**Input rows**
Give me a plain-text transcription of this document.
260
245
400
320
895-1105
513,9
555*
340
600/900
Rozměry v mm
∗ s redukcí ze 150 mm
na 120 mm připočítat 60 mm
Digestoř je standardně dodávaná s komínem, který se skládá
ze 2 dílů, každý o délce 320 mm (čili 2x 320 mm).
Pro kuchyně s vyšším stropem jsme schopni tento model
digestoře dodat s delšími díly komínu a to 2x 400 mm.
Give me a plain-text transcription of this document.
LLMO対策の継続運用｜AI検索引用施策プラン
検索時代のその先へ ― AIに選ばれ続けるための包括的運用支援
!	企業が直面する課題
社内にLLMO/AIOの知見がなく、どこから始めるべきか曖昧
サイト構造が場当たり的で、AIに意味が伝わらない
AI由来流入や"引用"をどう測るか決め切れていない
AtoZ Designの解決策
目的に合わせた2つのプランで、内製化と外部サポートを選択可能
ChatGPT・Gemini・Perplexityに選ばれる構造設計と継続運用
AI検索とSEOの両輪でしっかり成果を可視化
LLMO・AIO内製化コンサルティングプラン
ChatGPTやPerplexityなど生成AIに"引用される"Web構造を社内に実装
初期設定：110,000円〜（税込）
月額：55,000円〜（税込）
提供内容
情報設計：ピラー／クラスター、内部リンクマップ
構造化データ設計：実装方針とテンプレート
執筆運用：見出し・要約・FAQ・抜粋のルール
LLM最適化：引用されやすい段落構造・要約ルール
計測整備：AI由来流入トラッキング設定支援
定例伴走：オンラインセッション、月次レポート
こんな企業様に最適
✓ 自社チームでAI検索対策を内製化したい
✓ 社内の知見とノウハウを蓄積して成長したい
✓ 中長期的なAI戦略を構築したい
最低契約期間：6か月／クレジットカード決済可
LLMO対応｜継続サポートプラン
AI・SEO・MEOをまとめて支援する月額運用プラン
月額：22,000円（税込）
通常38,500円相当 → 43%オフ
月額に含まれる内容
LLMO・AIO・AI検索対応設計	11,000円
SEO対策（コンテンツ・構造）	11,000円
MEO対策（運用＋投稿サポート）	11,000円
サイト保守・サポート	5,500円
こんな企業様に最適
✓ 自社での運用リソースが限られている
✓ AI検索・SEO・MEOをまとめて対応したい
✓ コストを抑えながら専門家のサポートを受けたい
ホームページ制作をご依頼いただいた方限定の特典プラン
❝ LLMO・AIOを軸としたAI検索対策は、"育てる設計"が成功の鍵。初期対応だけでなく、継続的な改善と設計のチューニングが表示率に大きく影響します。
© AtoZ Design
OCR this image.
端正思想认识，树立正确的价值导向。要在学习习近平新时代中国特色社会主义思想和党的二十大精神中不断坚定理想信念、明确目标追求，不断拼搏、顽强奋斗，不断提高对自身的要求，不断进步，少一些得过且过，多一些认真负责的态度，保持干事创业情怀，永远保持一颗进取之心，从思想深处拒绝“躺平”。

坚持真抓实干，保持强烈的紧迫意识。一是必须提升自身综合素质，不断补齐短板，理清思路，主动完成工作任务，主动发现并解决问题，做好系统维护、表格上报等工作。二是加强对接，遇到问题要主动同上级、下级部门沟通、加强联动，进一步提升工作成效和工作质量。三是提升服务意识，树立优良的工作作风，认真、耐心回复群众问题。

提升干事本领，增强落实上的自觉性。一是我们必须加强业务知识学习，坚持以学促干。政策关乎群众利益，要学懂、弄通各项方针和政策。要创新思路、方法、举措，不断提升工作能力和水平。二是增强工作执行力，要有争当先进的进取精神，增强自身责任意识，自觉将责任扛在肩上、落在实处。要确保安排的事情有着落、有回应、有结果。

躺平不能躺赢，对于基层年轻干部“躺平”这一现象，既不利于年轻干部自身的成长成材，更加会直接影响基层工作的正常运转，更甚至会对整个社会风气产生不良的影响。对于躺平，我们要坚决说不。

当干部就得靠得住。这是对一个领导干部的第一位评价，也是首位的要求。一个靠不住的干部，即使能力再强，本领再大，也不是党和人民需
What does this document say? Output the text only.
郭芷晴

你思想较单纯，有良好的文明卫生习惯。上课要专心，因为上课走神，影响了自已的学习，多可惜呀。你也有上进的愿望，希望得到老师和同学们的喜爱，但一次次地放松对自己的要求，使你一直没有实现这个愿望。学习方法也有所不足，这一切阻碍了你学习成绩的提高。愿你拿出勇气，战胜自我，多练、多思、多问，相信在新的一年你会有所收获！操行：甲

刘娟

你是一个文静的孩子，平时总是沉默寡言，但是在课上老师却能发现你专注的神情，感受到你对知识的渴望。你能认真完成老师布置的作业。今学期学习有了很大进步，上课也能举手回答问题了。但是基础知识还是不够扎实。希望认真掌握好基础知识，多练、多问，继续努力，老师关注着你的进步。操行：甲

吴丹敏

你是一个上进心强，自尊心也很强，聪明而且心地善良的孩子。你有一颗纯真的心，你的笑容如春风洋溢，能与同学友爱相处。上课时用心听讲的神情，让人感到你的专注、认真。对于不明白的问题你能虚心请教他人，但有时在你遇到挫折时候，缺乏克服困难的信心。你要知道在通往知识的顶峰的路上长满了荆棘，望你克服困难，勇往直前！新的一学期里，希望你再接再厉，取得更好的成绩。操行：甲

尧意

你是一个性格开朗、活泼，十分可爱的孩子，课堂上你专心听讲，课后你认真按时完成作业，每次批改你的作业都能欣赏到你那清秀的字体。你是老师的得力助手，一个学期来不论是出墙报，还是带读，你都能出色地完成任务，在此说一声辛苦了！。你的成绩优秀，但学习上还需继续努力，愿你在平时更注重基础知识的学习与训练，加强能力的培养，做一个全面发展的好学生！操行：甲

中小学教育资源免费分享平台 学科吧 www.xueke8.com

**Aim**
Exactly how many lines contain "this"? State the number and nothing else.

**Expected answer**
4